Task requirements: Would you transcribe the whole listing exactly, minus its pictures?

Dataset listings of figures

== == ==

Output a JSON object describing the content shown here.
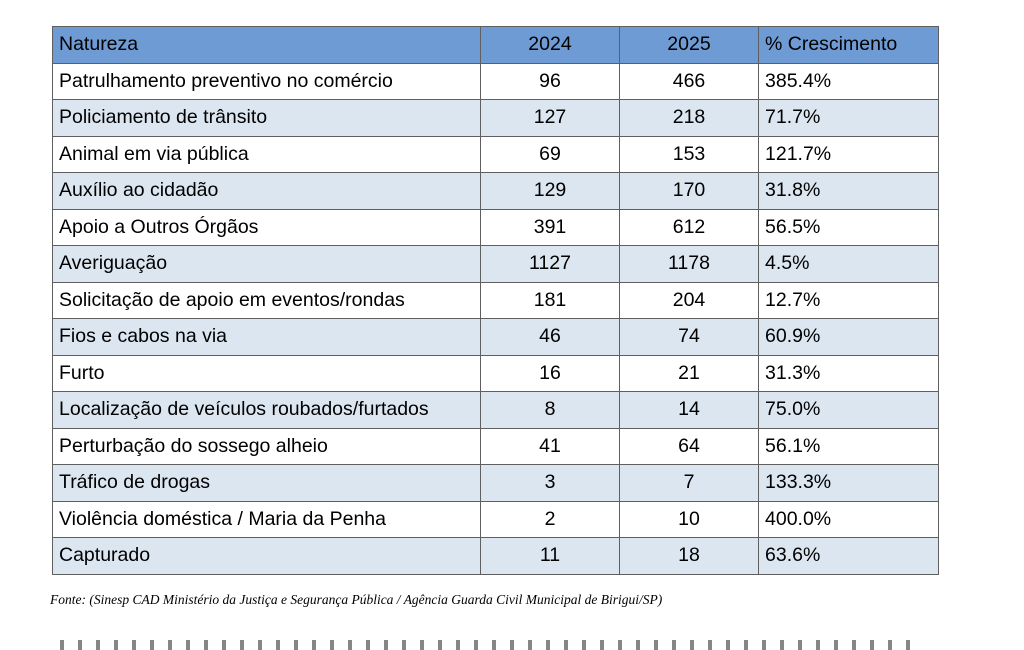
{
  "table": {
    "headers": [
      "Natureza",
      "2024",
      "2025",
      "% Crescimento"
    ],
    "rows": [
      {
        "natureza": "Patrulhamento preventivo no comércio",
        "y2024": "96",
        "y2025": "466",
        "crescimento": "385.4%"
      },
      {
        "natureza": "Policiamento de trânsito",
        "y2024": "127",
        "y2025": "218",
        "crescimento": "71.7%"
      },
      {
        "natureza": "Animal em via pública",
        "y2024": "69",
        "y2025": "153",
        "crescimento": "121.7%"
      },
      {
        "natureza": "Auxílio ao cidadão",
        "y2024": "129",
        "y2025": "170",
        "crescimento": "31.8%"
      },
      {
        "natureza": "Apoio a Outros Órgãos",
        "y2024": "391",
        "y2025": "612",
        "crescimento": "56.5%"
      },
      {
        "natureza": "Averiguação",
        "y2024": "1127",
        "y2025": "1178",
        "crescimento": "4.5%"
      },
      {
        "natureza": "Solicitação de apoio em eventos/rondas",
        "y2024": "181",
        "y2025": "204",
        "crescimento": "12.7%"
      },
      {
        "natureza": "Fios e cabos na via",
        "y2024": "46",
        "y2025": "74",
        "crescimento": "60.9%"
      },
      {
        "natureza": "Furto",
        "y2024": "16",
        "y2025": "21",
        "crescimento": "31.3%"
      },
      {
        "natureza": "Localização de veículos roubados/furtados",
        "y2024": "8",
        "y2025": "14",
        "crescimento": "75.0%"
      },
      {
        "natureza": "Perturbação do sossego alheio",
        "y2024": "41",
        "y2025": "64",
        "crescimento": "56.1%"
      },
      {
        "natureza": "Tráfico de drogas",
        "y2024": "3",
        "y2025": "7",
        "crescimento": "133.3%"
      },
      {
        "natureza": "Violência doméstica / Maria da Penha",
        "y2024": "2",
        "y2025": "10",
        "crescimento": "400.0%"
      },
      {
        "natureza": "Capturado",
        "y2024": "11",
        "y2025": "18",
        "crescimento": "63.6%"
      }
    ]
  },
  "source_note": "Fonte: (Sinesp CAD Ministério da Justiça e Segurança Pública / Agência Guarda Civil Municipal de Birigui/SP)",
  "colors": {
    "header_bg": "#6f9bd4",
    "row_alt_bg": "#dce6f1",
    "border": "#5f5f5f"
  }
}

== == ==

Solution to the problem:
Output a JSON object describing the content shown here.
{
  "table": {
    "headers": [
      "Natureza",
      "2024",
      "2025",
      "% Crescimento"
    ],
    "rows": [
      {
        "natureza": "Patrulhamento preventivo no comércio",
        "y2024": "96",
        "y2025": "466",
        "crescimento": "385.4%"
      },
      {
        "natureza": "Policiamento de trânsito",
        "y2024": "127",
        "y2025": "218",
        "crescimento": "71.7%"
      },
      {
        "natureza": "Animal em via pública",
        "y2024": "69",
        "y2025": "153",
        "crescimento": "121.7%"
      },
      {
        "natureza": "Auxílio ao cidadão",
        "y2024": "129",
        "y2025": "170",
        "crescimento": "31.8%"
      },
      {
        "natureza": "Apoio a Outros Órgãos",
        "y2024": "391",
        "y2025": "612",
        "crescimento": "56.5%"
      },
      {
        "natureza": "Averiguação",
        "y2024": "1127",
        "y2025": "1178",
        "crescimento": "4.5%"
      },
      {
        "natureza": "Solicitação de apoio em eventos/rondas",
        "y2024": "181",
        "y2025": "204",
        "crescimento": "12.7%"
      },
      {
        "natureza": "Fios e cabos na via",
        "y2024": "46",
        "y2025": "74",
        "crescimento": "60.9%"
      },
      {
        "natureza": "Furto",
        "y2024": "16",
        "y2025": "21",
        "crescimento": "31.3%"
      },
      {
        "natureza": "Localização de veículos roubados/furtados",
        "y2024": "8",
        "y2025": "14",
        "crescimento": "75.0%"
      },
      {
        "natureza": "Perturbação do sossego alheio",
        "y2024": "41",
        "y2025": "64",
        "crescimento": "56.1%"
      },
      {
        "natureza": "Tráfico de drogas",
        "y2024": "3",
        "y2025": "7",
        "crescimento": "133.3%"
      },
      {
        "natureza": "Violência doméstica / Maria da Penha",
        "y2024": "2",
        "y2025": "10",
        "crescimento": "400.0%"
      },
      {
        "natureza": "Capturado",
        "y2024": "11",
        "y2025": "18",
        "crescimento": "63.6%"
      }
    ]
  },
  "source_note": "Fonte: (Sinesp CAD Ministério da Justiça e Segurança Pública / Agência Guarda Civil Municipal de Birigui/SP)",
  "colors": {
    "header_bg": "#6f9bd4",
    "row_alt_bg": "#dce6f1",
    "border": "#5f5f5f"
  }
}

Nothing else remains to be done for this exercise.